Annotated element listings

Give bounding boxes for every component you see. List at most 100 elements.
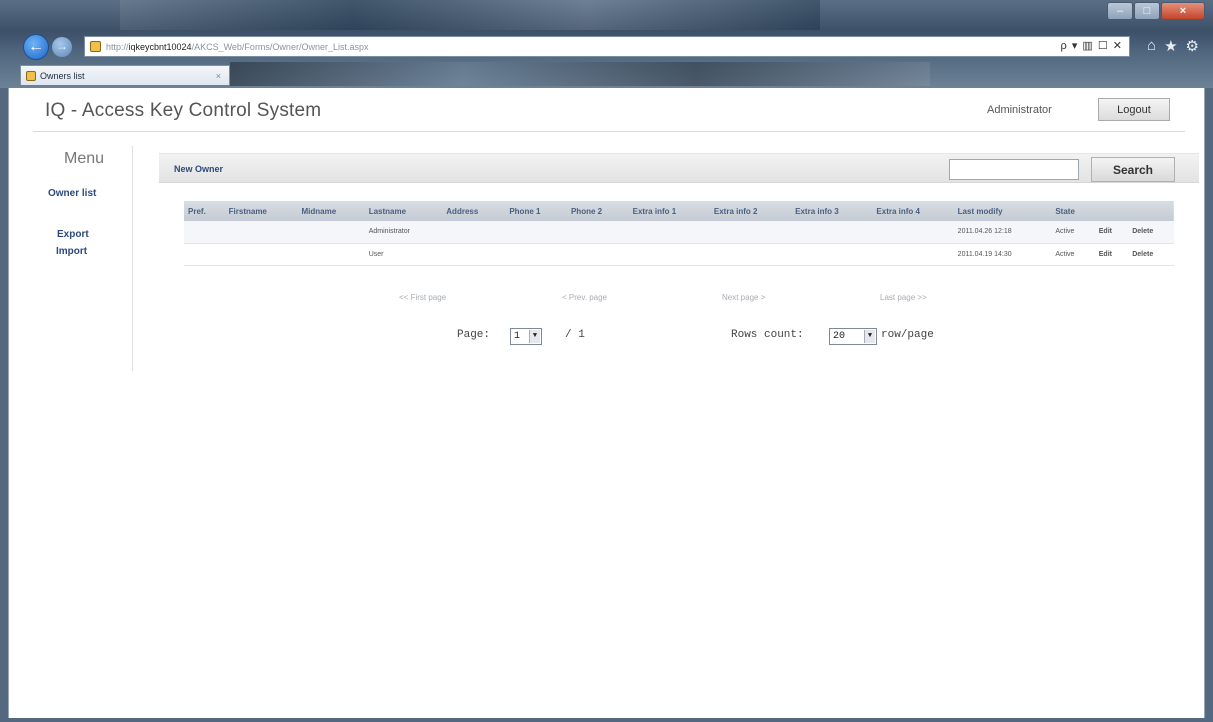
column-header[interactable]: Phone 2 [567, 201, 629, 221]
window-frame-bottom [0, 718, 1213, 722]
window-controls: – □ × [1106, 2, 1205, 20]
chevron-down-icon: ▼ [529, 330, 540, 343]
column-header[interactable]: Extra info 3 [791, 201, 872, 221]
column-header[interactable]: Phone 1 [505, 201, 567, 221]
cell-firstname [224, 243, 298, 266]
column-header[interactable]: Pref. [184, 201, 225, 221]
cell-lastname: User [364, 243, 443, 266]
cell-phone1 [505, 243, 567, 266]
page-label: Page: [457, 329, 491, 341]
column-header[interactable]: State [1051, 201, 1094, 221]
column-header[interactable]: Midname [297, 201, 364, 221]
tab-label: Owners list [40, 70, 85, 81]
tab-owners-list[interactable]: Owners list × [20, 65, 230, 85]
menu-item-import[interactable]: Import [56, 246, 87, 257]
page-icon [26, 70, 36, 81]
page-icon [90, 41, 101, 52]
favorites-icon[interactable]: ★ [1164, 37, 1177, 55]
forward-button[interactable]: → [52, 37, 72, 57]
tab-close-icon[interactable]: × [216, 71, 221, 81]
cell-lastname: Administrator [364, 221, 443, 244]
cell-extra4 [872, 243, 954, 266]
column-header[interactable]: Firstname [225, 201, 298, 221]
cell-extra1 [628, 243, 710, 266]
cell-phone1 [505, 221, 567, 244]
url-prefix: http:// [106, 41, 129, 52]
menu-title: Menu [64, 150, 105, 167]
url-host: iqkeycbnt10024 [128, 41, 192, 52]
table-header-row: Pref. Firstname Midname Lastname Address… [184, 201, 1174, 221]
close-window-button[interactable]: × [1161, 2, 1205, 20]
cell-extra3 [791, 243, 873, 266]
menu-divider [132, 146, 133, 371]
rows-count-select[interactable]: 20 ▼ [829, 328, 877, 345]
column-header[interactable]: Extra info 4 [872, 201, 953, 221]
action-bar: New Owner Search [159, 153, 1199, 183]
page-select-value: 1 [514, 331, 521, 342]
rows-per-page-label: row/page [881, 329, 934, 341]
logout-button[interactable]: Logout [1098, 98, 1170, 121]
new-owner-link[interactable]: New Owner [174, 164, 223, 174]
next-page-link[interactable]: Next page > [722, 293, 765, 302]
address-tools[interactable]: ρ ▾ ▥ ☐ ✕ [1061, 39, 1123, 52]
cell-firstname [224, 221, 298, 244]
cell-pref [184, 243, 225, 266]
rows-count-value: 20 [833, 331, 846, 342]
page-viewport: IQ - Access Key Control System Administr… [8, 88, 1205, 718]
maximize-button[interactable]: □ [1134, 2, 1160, 20]
menu-item-owner-list[interactable]: Owner list [48, 188, 96, 199]
window-frame-left [0, 88, 8, 718]
edit-link[interactable]: Edit [1094, 243, 1129, 266]
cell-address [442, 221, 506, 244]
browser-toolbar: ⌂ ★ ⚙ [1147, 37, 1199, 55]
cell-midname [297, 243, 365, 266]
tools-icon[interactable]: ⚙ [1186, 37, 1199, 55]
menu-item-export[interactable]: Export [57, 229, 89, 240]
column-header[interactable]: Last modify [954, 201, 1052, 221]
search-input[interactable] [949, 159, 1079, 180]
edit-link[interactable]: Edit [1094, 221, 1129, 244]
table-row: Administrator 2011.04.26 12:18 Active Ed… [184, 221, 1174, 244]
chevron-down-icon: ▼ [864, 330, 875, 343]
window-frame-right [1205, 88, 1213, 718]
column-header[interactable]: Lastname [365, 201, 443, 221]
column-header[interactable]: Address [442, 201, 505, 221]
prev-page-link[interactable]: < Prev. page [562, 293, 607, 302]
minimize-button[interactable]: – [1107, 2, 1133, 20]
cell-phone2 [566, 221, 629, 244]
page-total: / 1 [565, 329, 585, 341]
column-header [1128, 201, 1174, 221]
cell-extra4 [872, 221, 954, 244]
cell-last-modify: 2011.04.19 14:30 [953, 243, 1052, 266]
column-header[interactable]: Extra info 2 [710, 201, 791, 221]
cell-address [442, 243, 506, 266]
current-user: Administrator [987, 104, 1052, 116]
owners-table: Pref. Firstname Midname Lastname Address… [184, 201, 1174, 266]
delete-link[interactable]: Delete [1128, 221, 1174, 244]
address-url[interactable]: http://iqkeycbnt10024/AKCS_Web/Forms/Own… [106, 42, 986, 52]
back-button[interactable]: ← [23, 34, 49, 60]
last-page-link[interactable]: Last page >> [880, 293, 927, 302]
first-page-link[interactable]: << First page [399, 293, 446, 302]
search-button[interactable]: Search [1091, 157, 1175, 182]
cell-phone2 [566, 243, 629, 266]
cell-extra2 [709, 243, 792, 266]
cell-state: Active [1051, 221, 1095, 244]
browser-chrome: – □ × ← → http://iqkeycbnt10024/AKCS_Web… [0, 0, 1213, 88]
home-icon[interactable]: ⌂ [1147, 37, 1156, 55]
cell-state: Active [1051, 243, 1095, 266]
column-header[interactable]: Extra info 1 [629, 201, 710, 221]
page-title: IQ - Access Key Control System [45, 100, 322, 121]
table-row: User 2011.04.19 14:30 Active Edit Delete [184, 243, 1174, 266]
url-path: /AKCS_Web/Forms/Owner/Owner_List.aspx [191, 41, 369, 52]
address-bar[interactable]: http://iqkeycbnt10024/AKCS_Web/Forms/Own… [84, 36, 1130, 57]
column-header [1095, 201, 1128, 221]
cell-extra2 [709, 221, 792, 244]
page-select[interactable]: 1 ▼ [510, 328, 542, 345]
delete-link[interactable]: Delete [1128, 243, 1174, 266]
cell-midname [297, 221, 365, 244]
rows-count-label: Rows count: [731, 329, 804, 341]
cell-extra3 [791, 221, 873, 244]
cell-extra1 [628, 221, 710, 244]
cell-pref [184, 221, 225, 244]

Given instruction: Copy out every row above verbatim, omitting the pictures.

Task result:
Give bounding boxes for every component you see. List at most 100 elements.
column-header[interactable]: Phone 2 [567, 201, 629, 221]
window-frame-bottom [0, 718, 1213, 722]
window-controls: – □ × [1106, 2, 1205, 20]
chevron-down-icon: ▼ [529, 330, 540, 343]
column-header[interactable]: Extra info 3 [791, 201, 872, 221]
column-header[interactable]: Phone 1 [505, 201, 567, 221]
cell-firstname [224, 243, 298, 266]
column-header[interactable]: Pref. [184, 201, 225, 221]
cell-lastname: User [364, 243, 443, 266]
cell-phone1 [505, 243, 567, 266]
page-label: Page: [457, 329, 491, 341]
column-header[interactable]: State [1051, 201, 1094, 221]
column-header[interactable]: Midname [297, 201, 364, 221]
tab-label: Owners list [40, 70, 85, 81]
tab-owners-list[interactable]: Owners list × [20, 65, 230, 85]
menu-item-import[interactable]: Import [56, 246, 87, 257]
page-icon [26, 70, 36, 81]
page-icon [90, 41, 101, 52]
favorites-icon[interactable]: ★ [1164, 37, 1177, 55]
forward-button[interactable]: → [52, 37, 72, 57]
tab-close-icon[interactable]: × [216, 71, 221, 81]
cell-lastname: Administrator [364, 221, 443, 244]
cell-extra4 [872, 243, 954, 266]
column-header[interactable]: Firstname [225, 201, 298, 221]
cell-extra1 [628, 243, 710, 266]
cell-phone1 [505, 221, 567, 244]
url-prefix: http:// [106, 41, 129, 52]
menu-title: Menu [64, 150, 105, 167]
url-host: iqkeycbnt10024 [128, 41, 192, 52]
table-header-row: Pref. Firstname Midname Lastname Address… [184, 201, 1174, 221]
close-window-button[interactable]: × [1161, 2, 1205, 20]
cell-extra3 [791, 243, 873, 266]
menu-divider [132, 146, 133, 371]
rows-count-select[interactable]: 20 ▼ [829, 328, 877, 345]
column-header[interactable]: Extra info 4 [872, 201, 953, 221]
action-bar: New Owner Search [159, 153, 1199, 183]
page-select-value: 1 [514, 331, 521, 342]
rows-per-page-label: row/page [881, 329, 934, 341]
logout-button[interactable]: Logout [1098, 98, 1170, 121]
new-owner-link[interactable]: New Owner [174, 164, 223, 174]
next-page-link[interactable]: Next page > [722, 293, 765, 302]
address-tools[interactable]: ρ ▾ ▥ ☐ ✕ [1061, 39, 1123, 52]
cell-firstname [224, 221, 298, 244]
cell-pref [184, 243, 225, 266]
rows-count-value: 20 [833, 331, 846, 342]
page-viewport: IQ - Access Key Control System Administr… [8, 88, 1205, 718]
maximize-button[interactable]: □ [1134, 2, 1160, 20]
menu-item-owner-list[interactable]: Owner list [48, 188, 96, 199]
window-frame-left [0, 88, 8, 718]
edit-link[interactable]: Edit [1094, 243, 1129, 266]
cell-address [442, 221, 506, 244]
browser-toolbar: ⌂ ★ ⚙ [1147, 37, 1199, 55]
cell-midname [297, 243, 365, 266]
tools-icon[interactable]: ⚙ [1186, 37, 1199, 55]
menu-item-export[interactable]: Export [57, 229, 89, 240]
column-header[interactable]: Last modify [954, 201, 1052, 221]
search-input[interactable] [949, 159, 1079, 180]
edit-link[interactable]: Edit [1094, 221, 1129, 244]
table-row: Administrator 2011.04.26 12:18 Active Ed… [184, 221, 1174, 244]
chevron-down-icon: ▼ [864, 330, 875, 343]
window-frame-right [1205, 88, 1213, 718]
column-header[interactable]: Lastname [365, 201, 443, 221]
column-header[interactable]: Address [442, 201, 505, 221]
prev-page-link[interactable]: < Prev. page [562, 293, 607, 302]
minimize-button[interactable]: – [1107, 2, 1133, 20]
cell-phone2 [566, 221, 629, 244]
page-total: / 1 [565, 329, 585, 341]
column-header [1128, 201, 1174, 221]
cell-extra4 [872, 221, 954, 244]
cell-last-modify: 2011.04.19 14:30 [953, 243, 1052, 266]
column-header[interactable]: Extra info 2 [710, 201, 791, 221]
cell-address [442, 243, 506, 266]
current-user: Administrator [987, 104, 1052, 116]
owners-table: Pref. Firstname Midname Lastname Address… [184, 201, 1174, 266]
delete-link[interactable]: Delete [1128, 221, 1174, 244]
address-url[interactable]: http://iqkeycbnt10024/AKCS_Web/Forms/Own… [106, 42, 986, 52]
back-button[interactable]: ← [23, 34, 49, 60]
last-page-link[interactable]: Last page >> [880, 293, 927, 302]
first-page-link[interactable]: << First page [399, 293, 446, 302]
search-button[interactable]: Search [1091, 157, 1175, 182]
cell-phone2 [566, 243, 629, 266]
cell-extra2 [709, 243, 792, 266]
cell-state: Active [1051, 221, 1095, 244]
browser-chrome: – □ × ← → http://iqkeycbnt10024/AKCS_Web… [0, 0, 1213, 88]
home-icon[interactable]: ⌂ [1147, 37, 1156, 55]
cell-state: Active [1051, 243, 1095, 266]
column-header[interactable]: Extra info 1 [629, 201, 710, 221]
page-title: IQ - Access Key Control System [45, 100, 322, 121]
table-row: User 2011.04.19 14:30 Active Edit Delete [184, 243, 1174, 266]
url-path: /AKCS_Web/Forms/Owner/Owner_List.aspx [191, 41, 369, 52]
address-bar[interactable]: http://iqkeycbnt10024/AKCS_Web/Forms/Own… [84, 36, 1130, 57]
column-header [1095, 201, 1128, 221]
cell-extra2 [709, 221, 792, 244]
page-select[interactable]: 1 ▼ [510, 328, 542, 345]
delete-link[interactable]: Delete [1128, 243, 1174, 266]
cell-midname [297, 221, 365, 244]
rows-count-label: Rows count: [731, 329, 804, 341]
cell-extra3 [791, 221, 873, 244]
cell-extra1 [628, 221, 710, 244]
cell-pref [184, 221, 225, 244]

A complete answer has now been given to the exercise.